**GIVEN PROBLEM:**
Across the entries below, how many lines contain the word "langlois"? Give the number alone.

**EXTRACTED RECORDS:**
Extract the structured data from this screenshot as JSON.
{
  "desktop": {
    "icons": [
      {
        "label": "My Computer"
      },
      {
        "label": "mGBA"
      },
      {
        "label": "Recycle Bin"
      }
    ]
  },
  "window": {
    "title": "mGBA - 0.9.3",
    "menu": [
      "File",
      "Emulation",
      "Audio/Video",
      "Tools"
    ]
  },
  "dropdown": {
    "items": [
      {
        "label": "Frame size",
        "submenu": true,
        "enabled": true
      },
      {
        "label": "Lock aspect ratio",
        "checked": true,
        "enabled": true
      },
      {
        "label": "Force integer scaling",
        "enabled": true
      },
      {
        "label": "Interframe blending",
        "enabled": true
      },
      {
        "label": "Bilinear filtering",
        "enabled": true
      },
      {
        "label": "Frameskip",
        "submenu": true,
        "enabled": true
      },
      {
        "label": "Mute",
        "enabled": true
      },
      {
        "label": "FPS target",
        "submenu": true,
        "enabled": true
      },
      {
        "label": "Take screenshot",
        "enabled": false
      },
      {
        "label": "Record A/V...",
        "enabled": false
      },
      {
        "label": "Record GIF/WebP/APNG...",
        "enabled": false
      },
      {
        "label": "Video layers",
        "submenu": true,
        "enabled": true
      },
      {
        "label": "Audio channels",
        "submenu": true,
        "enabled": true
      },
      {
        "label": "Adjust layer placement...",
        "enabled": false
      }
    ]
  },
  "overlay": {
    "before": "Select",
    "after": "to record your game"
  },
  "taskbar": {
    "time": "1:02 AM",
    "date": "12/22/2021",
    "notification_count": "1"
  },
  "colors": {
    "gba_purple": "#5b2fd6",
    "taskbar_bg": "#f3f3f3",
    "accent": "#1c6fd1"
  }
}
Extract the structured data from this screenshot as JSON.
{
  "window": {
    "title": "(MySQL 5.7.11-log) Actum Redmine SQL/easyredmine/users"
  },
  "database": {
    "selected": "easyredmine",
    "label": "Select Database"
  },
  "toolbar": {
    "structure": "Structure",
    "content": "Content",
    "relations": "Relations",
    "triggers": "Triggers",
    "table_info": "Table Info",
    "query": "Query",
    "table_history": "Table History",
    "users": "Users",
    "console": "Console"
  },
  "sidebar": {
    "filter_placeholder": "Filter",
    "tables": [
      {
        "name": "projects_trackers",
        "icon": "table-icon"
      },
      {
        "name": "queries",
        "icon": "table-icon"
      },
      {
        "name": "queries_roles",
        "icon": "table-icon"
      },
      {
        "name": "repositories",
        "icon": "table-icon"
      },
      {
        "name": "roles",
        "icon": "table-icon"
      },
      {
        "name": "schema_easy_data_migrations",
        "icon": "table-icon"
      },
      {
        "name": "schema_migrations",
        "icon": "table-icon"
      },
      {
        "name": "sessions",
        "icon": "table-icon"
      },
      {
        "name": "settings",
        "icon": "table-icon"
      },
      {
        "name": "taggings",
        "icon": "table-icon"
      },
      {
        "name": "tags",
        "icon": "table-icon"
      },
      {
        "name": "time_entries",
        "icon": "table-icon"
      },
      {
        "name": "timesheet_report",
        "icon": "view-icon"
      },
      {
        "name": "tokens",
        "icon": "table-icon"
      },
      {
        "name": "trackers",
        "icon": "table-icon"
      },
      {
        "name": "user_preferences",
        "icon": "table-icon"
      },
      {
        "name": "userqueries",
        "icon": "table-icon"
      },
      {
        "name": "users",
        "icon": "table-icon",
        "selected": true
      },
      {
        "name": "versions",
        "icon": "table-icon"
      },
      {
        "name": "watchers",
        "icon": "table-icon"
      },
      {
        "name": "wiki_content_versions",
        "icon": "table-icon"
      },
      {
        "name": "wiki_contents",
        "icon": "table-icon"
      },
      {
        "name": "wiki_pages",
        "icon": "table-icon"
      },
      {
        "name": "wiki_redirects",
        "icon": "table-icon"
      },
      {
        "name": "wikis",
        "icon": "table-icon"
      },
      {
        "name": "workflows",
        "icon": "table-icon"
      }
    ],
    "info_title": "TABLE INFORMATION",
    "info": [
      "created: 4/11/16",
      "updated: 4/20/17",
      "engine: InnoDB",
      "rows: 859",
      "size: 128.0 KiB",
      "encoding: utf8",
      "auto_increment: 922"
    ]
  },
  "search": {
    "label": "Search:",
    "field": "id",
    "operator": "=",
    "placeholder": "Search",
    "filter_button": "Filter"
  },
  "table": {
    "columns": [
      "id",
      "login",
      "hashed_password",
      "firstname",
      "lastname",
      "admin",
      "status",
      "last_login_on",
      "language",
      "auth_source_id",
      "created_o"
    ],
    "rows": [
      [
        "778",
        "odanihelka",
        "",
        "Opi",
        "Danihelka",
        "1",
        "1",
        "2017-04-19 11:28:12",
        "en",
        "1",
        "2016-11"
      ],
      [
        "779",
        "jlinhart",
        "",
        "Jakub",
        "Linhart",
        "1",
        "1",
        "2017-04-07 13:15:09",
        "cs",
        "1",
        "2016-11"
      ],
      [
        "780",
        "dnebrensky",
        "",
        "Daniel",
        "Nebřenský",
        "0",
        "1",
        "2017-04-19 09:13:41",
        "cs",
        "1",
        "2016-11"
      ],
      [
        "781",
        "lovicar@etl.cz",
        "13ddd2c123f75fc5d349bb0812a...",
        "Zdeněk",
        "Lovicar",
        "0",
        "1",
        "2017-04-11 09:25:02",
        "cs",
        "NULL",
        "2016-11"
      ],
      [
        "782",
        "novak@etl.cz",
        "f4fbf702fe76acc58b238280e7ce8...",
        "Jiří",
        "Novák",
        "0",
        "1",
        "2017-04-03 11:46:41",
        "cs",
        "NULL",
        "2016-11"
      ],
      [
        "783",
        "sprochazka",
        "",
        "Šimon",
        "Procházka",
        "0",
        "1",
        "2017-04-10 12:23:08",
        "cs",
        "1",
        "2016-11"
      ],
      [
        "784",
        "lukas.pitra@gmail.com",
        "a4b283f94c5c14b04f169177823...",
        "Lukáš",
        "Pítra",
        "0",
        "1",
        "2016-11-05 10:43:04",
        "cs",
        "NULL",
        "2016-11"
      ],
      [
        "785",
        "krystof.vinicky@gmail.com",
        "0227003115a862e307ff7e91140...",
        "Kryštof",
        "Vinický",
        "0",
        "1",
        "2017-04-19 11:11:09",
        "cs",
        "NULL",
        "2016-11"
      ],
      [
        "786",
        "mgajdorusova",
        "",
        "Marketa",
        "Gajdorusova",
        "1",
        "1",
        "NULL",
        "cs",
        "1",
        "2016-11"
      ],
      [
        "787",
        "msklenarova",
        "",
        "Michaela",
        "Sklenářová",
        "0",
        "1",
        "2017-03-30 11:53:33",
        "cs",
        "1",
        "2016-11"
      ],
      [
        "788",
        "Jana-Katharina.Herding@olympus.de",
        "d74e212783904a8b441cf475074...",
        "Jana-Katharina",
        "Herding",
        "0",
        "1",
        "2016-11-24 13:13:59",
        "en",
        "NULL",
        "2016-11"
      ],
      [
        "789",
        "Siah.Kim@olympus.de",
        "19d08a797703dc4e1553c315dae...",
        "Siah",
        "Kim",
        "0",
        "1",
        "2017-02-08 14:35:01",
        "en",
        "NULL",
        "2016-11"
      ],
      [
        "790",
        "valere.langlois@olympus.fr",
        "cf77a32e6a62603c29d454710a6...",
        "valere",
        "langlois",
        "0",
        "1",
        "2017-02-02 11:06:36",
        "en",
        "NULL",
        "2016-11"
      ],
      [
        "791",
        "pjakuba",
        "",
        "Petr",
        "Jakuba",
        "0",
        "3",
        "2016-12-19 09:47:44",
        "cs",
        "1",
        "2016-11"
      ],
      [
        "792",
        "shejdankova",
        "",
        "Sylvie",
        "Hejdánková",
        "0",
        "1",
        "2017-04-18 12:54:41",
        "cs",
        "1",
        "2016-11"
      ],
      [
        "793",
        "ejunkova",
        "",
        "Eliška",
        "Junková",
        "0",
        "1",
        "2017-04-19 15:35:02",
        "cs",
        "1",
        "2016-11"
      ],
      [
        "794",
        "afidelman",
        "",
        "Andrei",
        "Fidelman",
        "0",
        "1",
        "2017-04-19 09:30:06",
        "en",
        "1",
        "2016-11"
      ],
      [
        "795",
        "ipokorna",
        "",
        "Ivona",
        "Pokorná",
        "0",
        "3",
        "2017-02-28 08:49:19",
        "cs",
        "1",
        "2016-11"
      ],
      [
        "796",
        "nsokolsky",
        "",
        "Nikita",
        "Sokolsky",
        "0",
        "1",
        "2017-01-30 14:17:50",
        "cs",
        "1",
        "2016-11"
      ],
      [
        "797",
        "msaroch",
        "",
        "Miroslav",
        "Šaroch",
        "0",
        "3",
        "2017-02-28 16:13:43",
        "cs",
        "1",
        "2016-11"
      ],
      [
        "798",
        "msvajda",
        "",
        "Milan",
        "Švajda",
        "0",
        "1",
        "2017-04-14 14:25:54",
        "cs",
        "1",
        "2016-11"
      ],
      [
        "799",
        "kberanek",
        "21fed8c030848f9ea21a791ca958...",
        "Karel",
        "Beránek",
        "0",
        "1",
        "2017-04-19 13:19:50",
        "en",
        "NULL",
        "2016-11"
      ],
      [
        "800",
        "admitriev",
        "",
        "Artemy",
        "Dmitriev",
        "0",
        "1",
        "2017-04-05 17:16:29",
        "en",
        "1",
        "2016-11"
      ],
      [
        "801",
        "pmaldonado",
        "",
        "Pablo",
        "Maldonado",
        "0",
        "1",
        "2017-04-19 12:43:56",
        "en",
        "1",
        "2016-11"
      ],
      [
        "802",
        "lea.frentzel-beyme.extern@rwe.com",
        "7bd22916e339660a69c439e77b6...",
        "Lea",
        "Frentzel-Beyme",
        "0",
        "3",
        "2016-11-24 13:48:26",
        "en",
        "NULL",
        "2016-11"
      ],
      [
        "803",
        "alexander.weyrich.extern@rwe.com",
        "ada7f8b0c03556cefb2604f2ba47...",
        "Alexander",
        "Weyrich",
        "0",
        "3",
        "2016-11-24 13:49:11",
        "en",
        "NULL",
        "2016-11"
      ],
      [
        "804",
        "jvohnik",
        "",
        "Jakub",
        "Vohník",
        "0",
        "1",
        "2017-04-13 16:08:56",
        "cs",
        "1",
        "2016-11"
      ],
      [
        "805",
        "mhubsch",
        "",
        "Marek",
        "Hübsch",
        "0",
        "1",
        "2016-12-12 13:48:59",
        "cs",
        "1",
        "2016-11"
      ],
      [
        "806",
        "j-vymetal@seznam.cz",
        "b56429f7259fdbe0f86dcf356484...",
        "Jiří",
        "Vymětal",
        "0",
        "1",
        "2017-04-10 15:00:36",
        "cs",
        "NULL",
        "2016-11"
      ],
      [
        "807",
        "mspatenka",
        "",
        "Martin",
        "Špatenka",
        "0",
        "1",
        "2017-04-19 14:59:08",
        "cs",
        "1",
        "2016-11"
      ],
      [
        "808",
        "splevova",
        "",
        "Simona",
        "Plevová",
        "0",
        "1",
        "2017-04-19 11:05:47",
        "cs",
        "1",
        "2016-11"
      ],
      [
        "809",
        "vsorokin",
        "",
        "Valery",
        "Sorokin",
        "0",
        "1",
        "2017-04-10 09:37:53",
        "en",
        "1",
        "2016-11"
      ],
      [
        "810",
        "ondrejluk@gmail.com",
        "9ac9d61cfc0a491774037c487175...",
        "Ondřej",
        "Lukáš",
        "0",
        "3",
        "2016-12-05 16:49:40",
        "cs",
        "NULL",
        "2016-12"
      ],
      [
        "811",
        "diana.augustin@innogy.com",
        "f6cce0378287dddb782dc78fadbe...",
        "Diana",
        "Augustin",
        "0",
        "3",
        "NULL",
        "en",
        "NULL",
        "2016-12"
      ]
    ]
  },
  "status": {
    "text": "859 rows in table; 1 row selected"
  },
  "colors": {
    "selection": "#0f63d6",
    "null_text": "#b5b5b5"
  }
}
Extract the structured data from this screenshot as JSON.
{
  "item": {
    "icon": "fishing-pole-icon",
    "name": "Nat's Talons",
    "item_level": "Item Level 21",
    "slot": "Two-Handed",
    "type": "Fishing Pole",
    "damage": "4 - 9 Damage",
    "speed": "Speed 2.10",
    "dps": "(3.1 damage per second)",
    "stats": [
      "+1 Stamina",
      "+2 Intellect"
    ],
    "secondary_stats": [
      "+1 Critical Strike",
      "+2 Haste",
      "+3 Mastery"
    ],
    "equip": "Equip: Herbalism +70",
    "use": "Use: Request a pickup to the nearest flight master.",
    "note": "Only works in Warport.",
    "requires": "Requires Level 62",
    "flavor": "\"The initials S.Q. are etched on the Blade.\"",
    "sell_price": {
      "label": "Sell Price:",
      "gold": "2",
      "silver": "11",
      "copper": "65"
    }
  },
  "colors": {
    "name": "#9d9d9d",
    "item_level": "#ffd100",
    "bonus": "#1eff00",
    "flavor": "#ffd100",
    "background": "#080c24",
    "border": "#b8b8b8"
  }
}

**COMPLETE RESPONSE:**
2